TASK ITEM:
The whole listing that follows should be printed again, unchanged.

===== DATASET

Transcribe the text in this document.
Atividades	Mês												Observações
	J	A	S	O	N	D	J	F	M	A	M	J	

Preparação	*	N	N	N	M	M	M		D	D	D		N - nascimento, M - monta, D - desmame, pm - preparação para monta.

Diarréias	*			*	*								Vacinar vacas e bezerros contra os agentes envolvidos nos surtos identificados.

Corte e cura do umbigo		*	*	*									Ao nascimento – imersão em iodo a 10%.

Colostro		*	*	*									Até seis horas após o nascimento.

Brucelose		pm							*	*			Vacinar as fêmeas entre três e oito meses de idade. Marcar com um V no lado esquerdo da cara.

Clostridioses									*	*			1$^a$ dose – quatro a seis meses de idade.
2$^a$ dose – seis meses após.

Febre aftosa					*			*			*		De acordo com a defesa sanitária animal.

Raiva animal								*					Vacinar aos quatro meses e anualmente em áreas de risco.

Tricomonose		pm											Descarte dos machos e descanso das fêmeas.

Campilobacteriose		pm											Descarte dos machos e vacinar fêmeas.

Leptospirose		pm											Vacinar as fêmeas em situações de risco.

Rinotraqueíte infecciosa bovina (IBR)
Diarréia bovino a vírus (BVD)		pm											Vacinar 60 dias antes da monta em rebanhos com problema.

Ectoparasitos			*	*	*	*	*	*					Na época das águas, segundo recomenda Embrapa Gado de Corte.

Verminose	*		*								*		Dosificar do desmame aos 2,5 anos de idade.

==========

ANSWER BOX:
Transcribe the text in this document.
Atividades	Mês												Observações
	J	A	S	O	N	D	J	F	M	A	M	J	

Preparação	*	N	N	N	M	M	M		D	D	D		N - nascimento, M - monta, D - desmame, pm - preparação para monta.

Diarréias	*			*	*								Vacinar vacas e bezerros contra os agentes envolvidos nos surtos identificados.

Corte e cura do umbigo		*	*	*									Ao nascimento – imersão em iodo a 10%.

Colostro		*	*	*									Até seis horas após o nascimento.

Brucelose		pm							*	*			Vacinar as fêmeas entre três e oito meses de idade. Marcar com um V no lado esquerdo da cara.

Clostridioses									*	*			1$^a$ dose – quatro a seis meses de idade.
2$^a$ dose – seis meses após.

Febre aftosa					*			*			*		De acordo com a defesa sanitária animal.

Raiva animal								*					Vacinar aos quatro meses e anualmente em áreas de risco.

Tricomonose		pm											Descarte dos machos e descanso das fêmeas.

Campilobacteriose		pm											Descarte dos machos e vacinar fêmeas.

Leptospirose		pm											Vacinar as fêmeas em situações de risco.

Rinotraqueíte infecciosa bovina (IBR)
Diarréia bovino a vírus (BVD)		pm											Vacinar 60 dias antes da monta em rebanhos com problema.

Ectoparasitos			*	*	*	*	*	*					Na época das águas, segundo recomenda Embrapa Gado de Corte.

Verminose	*		*								*		Dosificar do desmame aos 2,5 anos de idade.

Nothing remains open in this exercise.